> **WORK REQUEST A**
Print the part of the essay on dissent between "The feared IRS" and "Jefferson and Madison.", inclusive.
> **WORK REQUEST B**
In the essay on dissent, how old was the writer when writing to President Nixon to protest American involvement in the Vietnam War?
> **WORK REQUEST C**
Carry the essay on dissent forward from where it stops.

> **TEXT UNDER STUDY**
● ● ● ● ●

I do not know how Israelis are able to live with the reality of rocket attacks. It seems to have morphed into the norm. A government that does not protect its citizens invites vigilante justice.
Moses, the establishment leader, does not do his job, and Pinchas the violent zealot fills the void.
As an American and as a Jew living in America, I see the stifling of dissent in many places.
The feared IRS becomes a tool to intimidate those who oppose our current leadership. To legitimately question the president’s policies, both domestic policy and foreign policy, is to be branded a “racist” and a “bigot.” When I was seven years old I wrote a letter to president Nixon protesting American involvement in the Vietnam War. I would not dare to write a letter today to the president protesting any of his policies.
To dare to speak the truth about the origins of radical Islam is to be shouted down as an “Islamophobe” and a hater of people of color. This is the debased discourse in our daily life and the reality of the writer whose work is on the Internet. The America I know today is not the America of my youth. My heart goes out to young Jews on our college campuses and their struggle to tell the truth about Israel – but I really pity Jefferson and Madison.
When the First Amendment is a hollow inconvenience, forget it.
As Voltaire said, “It is dangerous to be right when the government is wrong.” Replace the word “government” with “America’s Jewish leadership” and you get a better picture of what it means to be a dissenter who asks some harsh questions.
Professor Yeshayahu Leibowitz was a thinker with whom I never agree but, like Spinoza, he should be admired for standing up for what he believed was right. After the Kibiyeh incident and the Six Day War, Leibowitz remained a harsh critic of the Israeli government’s policies and the role of the IDF. While I despise much of what he said and wrote, he held strong till the end of his life in condemning Religious Zionism and opposing the idolatry of the state. That Israel allowed such public dissent is a testament to the vibrancy of Israeli democracy.
In reality, many of the professor’s views fit well into the worldview of the Left, but he was never a “useful idiot” of any group or party.

● ● ● ● ●

> **SUPPLIED DATA**

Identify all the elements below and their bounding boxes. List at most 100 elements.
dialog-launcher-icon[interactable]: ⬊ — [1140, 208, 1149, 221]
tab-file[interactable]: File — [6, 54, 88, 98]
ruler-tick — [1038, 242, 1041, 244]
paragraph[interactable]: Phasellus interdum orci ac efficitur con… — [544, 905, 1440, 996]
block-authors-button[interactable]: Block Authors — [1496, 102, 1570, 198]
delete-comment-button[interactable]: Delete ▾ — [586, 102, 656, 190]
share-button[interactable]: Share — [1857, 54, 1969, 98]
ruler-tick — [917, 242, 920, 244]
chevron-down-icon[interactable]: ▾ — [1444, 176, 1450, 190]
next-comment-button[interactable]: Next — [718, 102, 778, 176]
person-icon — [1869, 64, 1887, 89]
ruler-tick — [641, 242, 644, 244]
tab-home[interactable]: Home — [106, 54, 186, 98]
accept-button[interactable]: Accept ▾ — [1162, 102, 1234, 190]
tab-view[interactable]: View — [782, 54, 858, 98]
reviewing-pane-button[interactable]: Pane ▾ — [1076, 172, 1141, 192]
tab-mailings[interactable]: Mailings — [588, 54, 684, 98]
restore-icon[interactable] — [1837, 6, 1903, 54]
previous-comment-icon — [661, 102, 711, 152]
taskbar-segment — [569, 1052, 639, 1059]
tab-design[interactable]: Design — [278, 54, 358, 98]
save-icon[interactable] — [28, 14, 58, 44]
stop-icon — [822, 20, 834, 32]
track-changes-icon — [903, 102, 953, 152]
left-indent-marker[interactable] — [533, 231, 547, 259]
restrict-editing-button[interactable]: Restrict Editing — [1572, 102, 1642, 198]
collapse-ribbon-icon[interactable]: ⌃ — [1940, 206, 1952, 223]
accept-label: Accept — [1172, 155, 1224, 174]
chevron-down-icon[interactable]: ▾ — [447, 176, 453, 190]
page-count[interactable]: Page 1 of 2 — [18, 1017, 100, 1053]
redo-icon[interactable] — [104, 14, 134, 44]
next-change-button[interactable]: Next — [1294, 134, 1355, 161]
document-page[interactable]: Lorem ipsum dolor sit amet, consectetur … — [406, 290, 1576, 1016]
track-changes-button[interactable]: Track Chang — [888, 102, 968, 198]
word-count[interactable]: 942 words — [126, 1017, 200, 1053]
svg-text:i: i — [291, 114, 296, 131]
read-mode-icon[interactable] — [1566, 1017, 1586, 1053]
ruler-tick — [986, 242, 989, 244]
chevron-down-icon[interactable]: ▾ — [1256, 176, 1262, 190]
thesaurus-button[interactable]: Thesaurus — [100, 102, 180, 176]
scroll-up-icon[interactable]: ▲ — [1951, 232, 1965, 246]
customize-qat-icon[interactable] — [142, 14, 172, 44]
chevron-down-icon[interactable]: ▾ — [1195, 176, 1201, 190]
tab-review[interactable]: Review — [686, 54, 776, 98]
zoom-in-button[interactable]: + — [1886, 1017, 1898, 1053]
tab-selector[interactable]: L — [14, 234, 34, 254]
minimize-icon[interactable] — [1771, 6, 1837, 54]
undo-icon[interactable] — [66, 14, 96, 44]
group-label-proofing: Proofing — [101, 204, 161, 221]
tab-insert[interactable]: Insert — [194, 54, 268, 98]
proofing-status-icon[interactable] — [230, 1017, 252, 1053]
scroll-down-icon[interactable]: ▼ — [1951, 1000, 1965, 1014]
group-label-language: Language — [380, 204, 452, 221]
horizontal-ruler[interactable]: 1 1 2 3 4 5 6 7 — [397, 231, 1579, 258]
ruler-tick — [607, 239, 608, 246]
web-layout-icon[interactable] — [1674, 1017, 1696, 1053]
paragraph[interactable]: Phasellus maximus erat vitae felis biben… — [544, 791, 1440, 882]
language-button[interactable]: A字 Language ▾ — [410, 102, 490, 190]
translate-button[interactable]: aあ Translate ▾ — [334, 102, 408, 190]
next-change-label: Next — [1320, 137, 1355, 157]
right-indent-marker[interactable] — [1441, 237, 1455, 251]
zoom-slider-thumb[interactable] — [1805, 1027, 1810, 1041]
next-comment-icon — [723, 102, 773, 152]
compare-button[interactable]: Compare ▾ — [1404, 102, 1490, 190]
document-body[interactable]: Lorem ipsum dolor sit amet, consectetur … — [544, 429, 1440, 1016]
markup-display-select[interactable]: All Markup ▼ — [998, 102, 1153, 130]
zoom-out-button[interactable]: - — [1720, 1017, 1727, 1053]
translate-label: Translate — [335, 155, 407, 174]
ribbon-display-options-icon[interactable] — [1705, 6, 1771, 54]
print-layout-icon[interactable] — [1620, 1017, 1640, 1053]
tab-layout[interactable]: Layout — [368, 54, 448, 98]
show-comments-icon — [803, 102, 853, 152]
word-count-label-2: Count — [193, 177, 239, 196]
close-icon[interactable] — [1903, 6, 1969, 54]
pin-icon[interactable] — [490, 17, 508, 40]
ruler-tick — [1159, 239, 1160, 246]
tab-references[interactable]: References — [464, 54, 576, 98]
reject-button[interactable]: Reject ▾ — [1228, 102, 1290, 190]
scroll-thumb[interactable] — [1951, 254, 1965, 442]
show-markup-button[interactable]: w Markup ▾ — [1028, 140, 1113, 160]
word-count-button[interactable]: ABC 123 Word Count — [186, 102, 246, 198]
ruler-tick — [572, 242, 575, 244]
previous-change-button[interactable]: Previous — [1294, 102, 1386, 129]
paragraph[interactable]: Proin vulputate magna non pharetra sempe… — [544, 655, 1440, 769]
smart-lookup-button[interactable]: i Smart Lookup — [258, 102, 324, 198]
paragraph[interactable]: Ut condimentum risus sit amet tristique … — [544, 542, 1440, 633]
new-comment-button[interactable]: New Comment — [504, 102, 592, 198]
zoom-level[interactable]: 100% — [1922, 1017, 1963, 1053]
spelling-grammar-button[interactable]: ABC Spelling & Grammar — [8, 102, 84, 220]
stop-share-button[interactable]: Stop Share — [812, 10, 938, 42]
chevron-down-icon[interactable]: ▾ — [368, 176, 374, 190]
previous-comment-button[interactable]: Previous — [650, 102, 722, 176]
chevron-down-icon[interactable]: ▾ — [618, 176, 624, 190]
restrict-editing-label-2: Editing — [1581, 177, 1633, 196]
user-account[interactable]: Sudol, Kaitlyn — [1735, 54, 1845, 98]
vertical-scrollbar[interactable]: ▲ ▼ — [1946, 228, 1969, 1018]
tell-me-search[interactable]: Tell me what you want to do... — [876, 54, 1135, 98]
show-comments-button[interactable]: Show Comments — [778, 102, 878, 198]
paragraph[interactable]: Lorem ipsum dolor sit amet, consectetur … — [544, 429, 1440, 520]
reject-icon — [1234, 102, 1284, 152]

● ● ● ● ●

> **RESPONSE A**
The feared IRS becomes a tool to intimidate those who oppose our current leadership. To legitimately question the president’s policies, both domestic policy and foreign policy, is to be branded a “racist” and a “bigot.” When I was seven years old I wrote a letter to president Nixon protesting American involvement in the Vietnam War. I would not dare to write a letter today to the president protesting any of his policies.
To dare to speak the truth about the origins of radical Islam is to be shouted down as an “Islamophobe” and a hater of people of color. This is the debased discourse in our daily life and the reality of the writer whose work is on the Internet. The America I know today is not the America of my youth. My heart goes out to young Jews on our college campuses and their struggle to tell the truth about Israel – but I really pity Jefferson and Madison.

> **RESPONSE B**
Seven years old.

> **RESPONSE C**
But the basic freedom of expression is not just an issue of letting someone speak and write when we like his opinions and support his agenda. Some voices will disturb us and grate on our psyche – sometimes it pays to listen and learn, sometimes all we hear is babbling and fanaticism. It is our right as thinking individuals to choose what we hear. In a robust democratic environment, people know a demagogue when they hear him – and reject the demagogue.
If you see a fals prophet, dismiss him as an irrelevance and banish him. As Bob Dylan sings, “Sometimes Satan comes as a Man of Peace.”
Finally, I turn to Ahad Ha’am, another great thinker with whom I disagree on many points. The founder of Cultural Zionism had a profound understanding of the role of the priest and the prophet and focused on the distinction between the two in an essay penned in 1894. The priest represents the institutionalization of faith and religion. No government or community could survive without institutional structure and solely based on the charisma of the individual. Yet, without the vision or charisma of the prophet, the institutions of authority calcify, ossify and eventually collapse.
Dissenters and those who ask unpleasant questions are necessary to a free society or a living religion. Banish the dissenter and often you are banishing the prophet – a man or woman who could renew and revive the collective.
It is to the benefit of the state and the community to allow dissent. It is not simply the issue of free speech but an issue of meaningful existence and survival.
The author is rabbi of Beth Ami Congregation in Boca Raton, Florida.